*Aim of the exercise*:
Line by line, please look for the word "ruler" in the following records, then copy each line you find it in.

(Entries taken from a collection)
───

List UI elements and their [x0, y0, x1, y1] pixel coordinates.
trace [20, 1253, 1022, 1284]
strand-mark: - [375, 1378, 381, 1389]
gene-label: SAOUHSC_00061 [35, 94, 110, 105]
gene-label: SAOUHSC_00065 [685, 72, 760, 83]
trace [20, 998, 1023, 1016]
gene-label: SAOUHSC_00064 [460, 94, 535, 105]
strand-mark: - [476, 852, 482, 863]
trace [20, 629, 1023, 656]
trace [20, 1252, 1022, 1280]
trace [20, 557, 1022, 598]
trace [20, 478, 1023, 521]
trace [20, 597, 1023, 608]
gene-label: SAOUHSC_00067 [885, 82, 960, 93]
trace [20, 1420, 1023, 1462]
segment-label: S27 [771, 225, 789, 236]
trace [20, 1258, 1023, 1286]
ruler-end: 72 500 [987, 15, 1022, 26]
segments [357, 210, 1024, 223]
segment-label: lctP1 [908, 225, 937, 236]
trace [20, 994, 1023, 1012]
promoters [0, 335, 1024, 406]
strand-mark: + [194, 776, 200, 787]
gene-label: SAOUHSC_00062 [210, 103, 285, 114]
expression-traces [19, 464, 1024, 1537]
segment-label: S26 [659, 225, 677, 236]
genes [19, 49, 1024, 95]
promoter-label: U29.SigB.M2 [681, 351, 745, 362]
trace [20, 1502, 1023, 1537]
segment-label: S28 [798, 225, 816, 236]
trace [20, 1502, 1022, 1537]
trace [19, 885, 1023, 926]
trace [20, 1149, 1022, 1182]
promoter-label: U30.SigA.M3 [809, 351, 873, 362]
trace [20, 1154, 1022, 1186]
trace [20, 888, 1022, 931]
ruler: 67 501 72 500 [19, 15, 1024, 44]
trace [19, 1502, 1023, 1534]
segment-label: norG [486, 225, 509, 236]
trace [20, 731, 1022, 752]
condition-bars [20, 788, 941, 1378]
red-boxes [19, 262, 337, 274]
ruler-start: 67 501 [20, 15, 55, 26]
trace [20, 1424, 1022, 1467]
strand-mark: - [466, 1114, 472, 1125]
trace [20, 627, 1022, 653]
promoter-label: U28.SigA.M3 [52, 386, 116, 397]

───

*Result of this exercise*:
ruler-end: 72 500 [987, 15, 1022, 26]
ruler: 67 501 72 500 [19, 15, 1024, 44]
ruler-start: 67 501 [20, 15, 55, 26]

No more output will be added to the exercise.